- WORK TO BE COMPLETED -
Retype the whole listing that follows, with nothing added or left out.

- INPUT DATA -

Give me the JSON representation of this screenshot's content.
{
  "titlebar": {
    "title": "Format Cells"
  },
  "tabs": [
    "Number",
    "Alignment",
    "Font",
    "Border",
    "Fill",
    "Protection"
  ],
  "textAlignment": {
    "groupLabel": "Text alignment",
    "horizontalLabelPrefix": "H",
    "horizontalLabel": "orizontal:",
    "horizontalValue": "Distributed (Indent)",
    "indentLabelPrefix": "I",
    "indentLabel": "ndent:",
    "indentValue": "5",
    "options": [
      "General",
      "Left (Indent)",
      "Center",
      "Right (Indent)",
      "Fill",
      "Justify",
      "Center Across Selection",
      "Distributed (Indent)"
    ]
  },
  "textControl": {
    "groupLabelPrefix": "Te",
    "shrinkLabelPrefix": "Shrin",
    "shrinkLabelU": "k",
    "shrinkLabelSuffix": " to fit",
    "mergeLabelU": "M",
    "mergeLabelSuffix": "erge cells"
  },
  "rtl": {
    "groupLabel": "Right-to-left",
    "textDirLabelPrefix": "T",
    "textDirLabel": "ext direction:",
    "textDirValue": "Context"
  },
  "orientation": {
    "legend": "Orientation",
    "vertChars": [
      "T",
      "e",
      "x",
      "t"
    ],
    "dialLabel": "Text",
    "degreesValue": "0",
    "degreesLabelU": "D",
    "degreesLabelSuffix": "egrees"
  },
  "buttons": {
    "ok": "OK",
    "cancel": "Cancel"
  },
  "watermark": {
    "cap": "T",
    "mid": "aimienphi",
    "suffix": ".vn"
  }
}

- RESPONSE -
Give me the JSON representation of this screenshot's content.
{
  "titlebar": {
    "title": "Format Cells"
  },
  "tabs": [
    "Number",
    "Alignment",
    "Font",
    "Border",
    "Fill",
    "Protection"
  ],
  "textAlignment": {
    "groupLabel": "Text alignment",
    "horizontalLabelPrefix": "H",
    "horizontalLabel": "orizontal:",
    "horizontalValue": "Distributed (Indent)",
    "indentLabelPrefix": "I",
    "indentLabel": "ndent:",
    "indentValue": "5",
    "options": [
      "General",
      "Left (Indent)",
      "Center",
      "Right (Indent)",
      "Fill",
      "Justify",
      "Center Across Selection",
      "Distributed (Indent)"
    ]
  },
  "textControl": {
    "groupLabelPrefix": "Te",
    "shrinkLabelPrefix": "Shrin",
    "shrinkLabelU": "k",
    "shrinkLabelSuffix": " to fit",
    "mergeLabelU": "M",
    "mergeLabelSuffix": "erge cells"
  },
  "rtl": {
    "groupLabel": "Right-to-left",
    "textDirLabelPrefix": "T",
    "textDirLabel": "ext direction:",
    "textDirValue": "Context"
  },
  "orientation": {
    "legend": "Orientation",
    "vertChars": [
      "T",
      "e",
      "x",
      "t"
    ],
    "dialLabel": "Text",
    "degreesValue": "0",
    "degreesLabelU": "D",
    "degreesLabelSuffix": "egrees"
  },
  "buttons": {
    "ok": "OK",
    "cancel": "Cancel"
  },
  "watermark": {
    "cap": "T",
    "mid": "aimienphi",
    "suffix": ".vn"
  }
}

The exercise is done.